• **How to complete this task**
Every entry should be reproduced precisely, with each picture left out.

Recorded data:
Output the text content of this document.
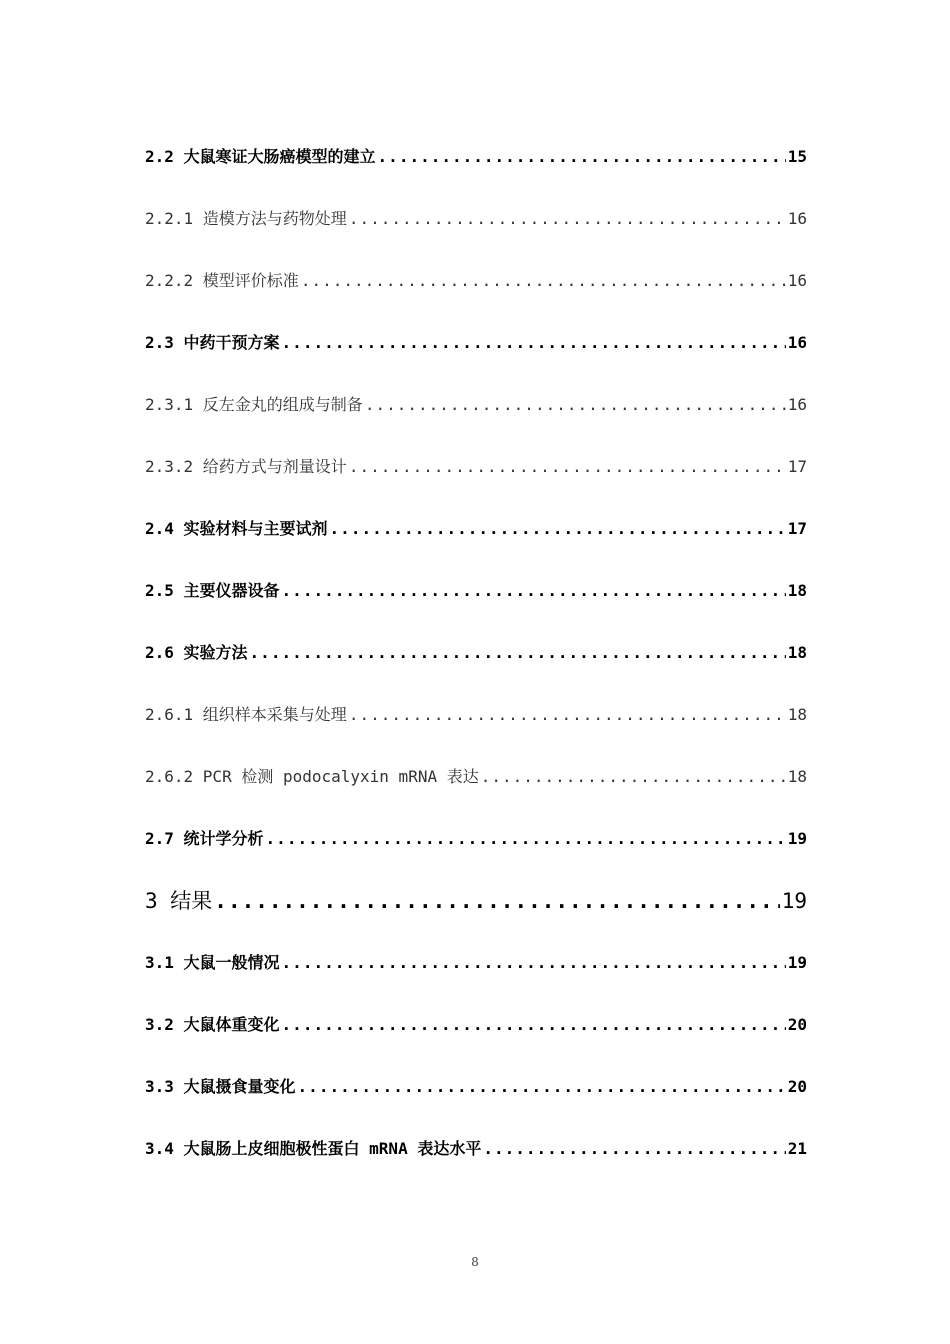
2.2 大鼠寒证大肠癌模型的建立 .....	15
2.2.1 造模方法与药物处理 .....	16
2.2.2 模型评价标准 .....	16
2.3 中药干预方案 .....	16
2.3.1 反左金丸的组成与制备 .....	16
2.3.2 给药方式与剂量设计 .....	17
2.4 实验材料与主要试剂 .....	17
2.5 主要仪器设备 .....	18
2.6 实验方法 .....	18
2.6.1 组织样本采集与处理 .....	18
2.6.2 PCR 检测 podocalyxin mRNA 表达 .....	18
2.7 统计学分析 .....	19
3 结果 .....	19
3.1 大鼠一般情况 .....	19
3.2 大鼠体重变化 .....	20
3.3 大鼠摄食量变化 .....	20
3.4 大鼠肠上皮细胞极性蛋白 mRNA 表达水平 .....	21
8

• **Answer**
Output the text content of this document.
2.2 大鼠寒证大肠癌模型的建立 .....	15
2.2.1 造模方法与药物处理 .....	16
2.2.2 模型评价标准 .....	16
2.3 中药干预方案 .....	16
2.3.1 反左金丸的组成与制备 .....	16
2.3.2 给药方式与剂量设计 .....	17
2.4 实验材料与主要试剂 .....	17
2.5 主要仪器设备 .....	18
2.6 实验方法 .....	18
2.6.1 组织样本采集与处理 .....	18
2.6.2 PCR 检测 podocalyxin mRNA 表达 .....	18
2.7 统计学分析 .....	19
3 结果 .....	19
3.1 大鼠一般情况 .....	19
3.2 大鼠体重变化 .....	20
3.3 大鼠摄食量变化 .....	20
3.4 大鼠肠上皮细胞极性蛋白 mRNA 表达水平 .....	21
8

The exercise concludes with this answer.